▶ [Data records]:
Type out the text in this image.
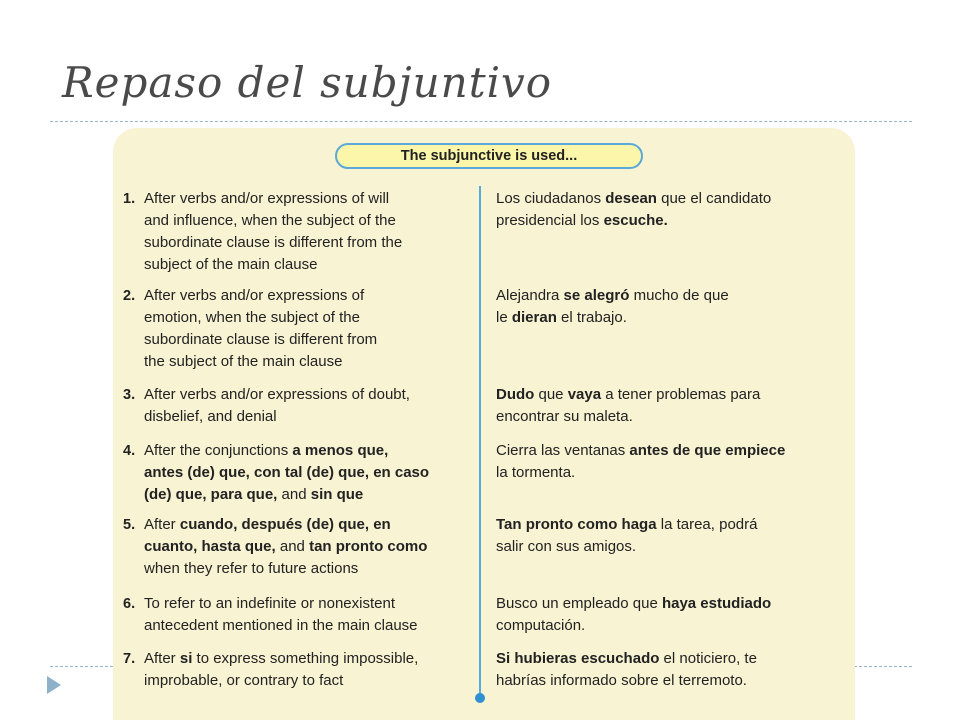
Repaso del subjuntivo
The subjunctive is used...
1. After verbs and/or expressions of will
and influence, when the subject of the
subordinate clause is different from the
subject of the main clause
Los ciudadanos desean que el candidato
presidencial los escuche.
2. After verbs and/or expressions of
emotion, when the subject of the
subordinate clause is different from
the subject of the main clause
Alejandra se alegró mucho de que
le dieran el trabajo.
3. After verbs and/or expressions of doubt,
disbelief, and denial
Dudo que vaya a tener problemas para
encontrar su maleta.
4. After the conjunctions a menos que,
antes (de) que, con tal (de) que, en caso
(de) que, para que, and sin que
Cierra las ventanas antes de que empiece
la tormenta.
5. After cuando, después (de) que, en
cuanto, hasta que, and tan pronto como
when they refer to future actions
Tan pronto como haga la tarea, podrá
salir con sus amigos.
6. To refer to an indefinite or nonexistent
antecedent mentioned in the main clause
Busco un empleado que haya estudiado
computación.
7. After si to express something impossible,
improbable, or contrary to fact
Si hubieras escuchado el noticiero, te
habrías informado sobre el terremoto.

▶ [What is expected]: Replicate the material above verbatim; images stay out of the copy.

▶ [The reply]:
Type out the text in this image.
Repaso del subjuntivo
The subjunctive is used...
1. After verbs and/or expressions of will
and influence, when the subject of the
subordinate clause is different from the
subject of the main clause
Los ciudadanos desean que el candidato
presidencial los escuche.
2. After verbs and/or expressions of
emotion, when the subject of the
subordinate clause is different from
the subject of the main clause
Alejandra se alegró mucho de que
le dieran el trabajo.
3. After verbs and/or expressions of doubt,
disbelief, and denial
Dudo que vaya a tener problemas para
encontrar su maleta.
4. After the conjunctions a menos que,
antes (de) que, con tal (de) que, en caso
(de) que, para que, and sin que
Cierra las ventanas antes de que empiece
la tormenta.
5. After cuando, después (de) que, en
cuanto, hasta que, and tan pronto como
when they refer to future actions
Tan pronto como haga la tarea, podrá
salir con sus amigos.
6. To refer to an indefinite or nonexistent
antecedent mentioned in the main clause
Busco un empleado que haya estudiado
computación.
7. After si to express something impossible,
improbable, or contrary to fact
Si hubieras escuchado el noticiero, te
habrías informado sobre el terremoto.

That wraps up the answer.